▶ [Exercise goal] Transcribe the records below. Leave nothing out and change nothing.

▶ [Information shown]
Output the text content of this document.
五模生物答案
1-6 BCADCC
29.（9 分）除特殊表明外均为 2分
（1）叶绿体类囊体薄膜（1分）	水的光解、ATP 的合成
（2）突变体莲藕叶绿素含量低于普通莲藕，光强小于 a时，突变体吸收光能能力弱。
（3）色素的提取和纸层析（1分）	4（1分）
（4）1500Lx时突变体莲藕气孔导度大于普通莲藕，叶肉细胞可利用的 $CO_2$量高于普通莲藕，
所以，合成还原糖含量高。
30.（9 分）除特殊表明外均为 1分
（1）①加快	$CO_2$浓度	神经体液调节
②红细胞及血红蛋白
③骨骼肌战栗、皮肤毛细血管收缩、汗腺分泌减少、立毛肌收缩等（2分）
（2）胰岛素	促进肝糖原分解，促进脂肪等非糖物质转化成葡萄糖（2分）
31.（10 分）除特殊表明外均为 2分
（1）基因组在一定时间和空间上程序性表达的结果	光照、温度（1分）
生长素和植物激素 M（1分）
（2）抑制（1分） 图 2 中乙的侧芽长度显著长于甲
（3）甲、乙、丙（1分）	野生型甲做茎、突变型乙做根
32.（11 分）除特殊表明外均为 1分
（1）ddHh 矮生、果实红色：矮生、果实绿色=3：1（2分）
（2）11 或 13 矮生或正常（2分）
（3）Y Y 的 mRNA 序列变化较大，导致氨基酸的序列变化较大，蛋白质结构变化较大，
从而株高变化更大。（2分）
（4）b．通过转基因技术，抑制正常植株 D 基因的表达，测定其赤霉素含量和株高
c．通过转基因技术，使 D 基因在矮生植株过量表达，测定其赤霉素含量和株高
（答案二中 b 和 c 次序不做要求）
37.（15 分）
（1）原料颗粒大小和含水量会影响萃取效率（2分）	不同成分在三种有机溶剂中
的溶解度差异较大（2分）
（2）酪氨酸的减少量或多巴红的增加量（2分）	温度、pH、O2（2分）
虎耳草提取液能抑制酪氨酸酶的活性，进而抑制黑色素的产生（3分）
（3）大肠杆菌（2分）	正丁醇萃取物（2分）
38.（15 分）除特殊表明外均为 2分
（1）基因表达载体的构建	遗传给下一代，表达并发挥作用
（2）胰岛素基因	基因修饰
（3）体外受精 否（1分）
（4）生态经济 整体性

▶ [Task output]
Output the text content of this document.
五模生物答案
1-6 BCADCC
29.（9 分）除特殊表明外均为 2分
（1）叶绿体类囊体薄膜（1分）	水的光解、ATP 的合成
（2）突变体莲藕叶绿素含量低于普通莲藕，光强小于 a时，突变体吸收光能能力弱。
（3）色素的提取和纸层析（1分）	4（1分）
（4）1500Lx时突变体莲藕气孔导度大于普通莲藕，叶肉细胞可利用的 $CO_2$量高于普通莲藕，
所以，合成还原糖含量高。
30.（9 分）除特殊表明外均为 1分
（1）①加快	$CO_2$浓度	神经体液调节
②红细胞及血红蛋白
③骨骼肌战栗、皮肤毛细血管收缩、汗腺分泌减少、立毛肌收缩等（2分）
（2）胰岛素	促进肝糖原分解，促进脂肪等非糖物质转化成葡萄糖（2分）
31.（10 分）除特殊表明外均为 2分
（1）基因组在一定时间和空间上程序性表达的结果	光照、温度（1分）
生长素和植物激素 M（1分）
（2）抑制（1分） 图 2 中乙的侧芽长度显著长于甲
（3）甲、乙、丙（1分）	野生型甲做茎、突变型乙做根
32.（11 分）除特殊表明外均为 1分
（1）ddHh 矮生、果实红色：矮生、果实绿色=3：1（2分）
（2）11 或 13 矮生或正常（2分）
（3）Y Y 的 mRNA 序列变化较大，导致氨基酸的序列变化较大，蛋白质结构变化较大，
从而株高变化更大。（2分）
（4）b．通过转基因技术，抑制正常植株 D 基因的表达，测定其赤霉素含量和株高
c．通过转基因技术，使 D 基因在矮生植株过量表达，测定其赤霉素含量和株高
（答案二中 b 和 c 次序不做要求）
37.（15 分）
（1）原料颗粒大小和含水量会影响萃取效率（2分）	不同成分在三种有机溶剂中
的溶解度差异较大（2分）
（2）酪氨酸的减少量或多巴红的增加量（2分）	温度、pH、O2（2分）
虎耳草提取液能抑制酪氨酸酶的活性，进而抑制黑色素的产生（3分）
（3）大肠杆菌（2分）	正丁醇萃取物（2分）
38.（15 分）除特殊表明外均为 2分
（1）基因表达载体的构建	遗传给下一代，表达并发挥作用
（2）胰岛素基因	基因修饰
（3）体外受精 否（1分）
（4）生态经济 整体性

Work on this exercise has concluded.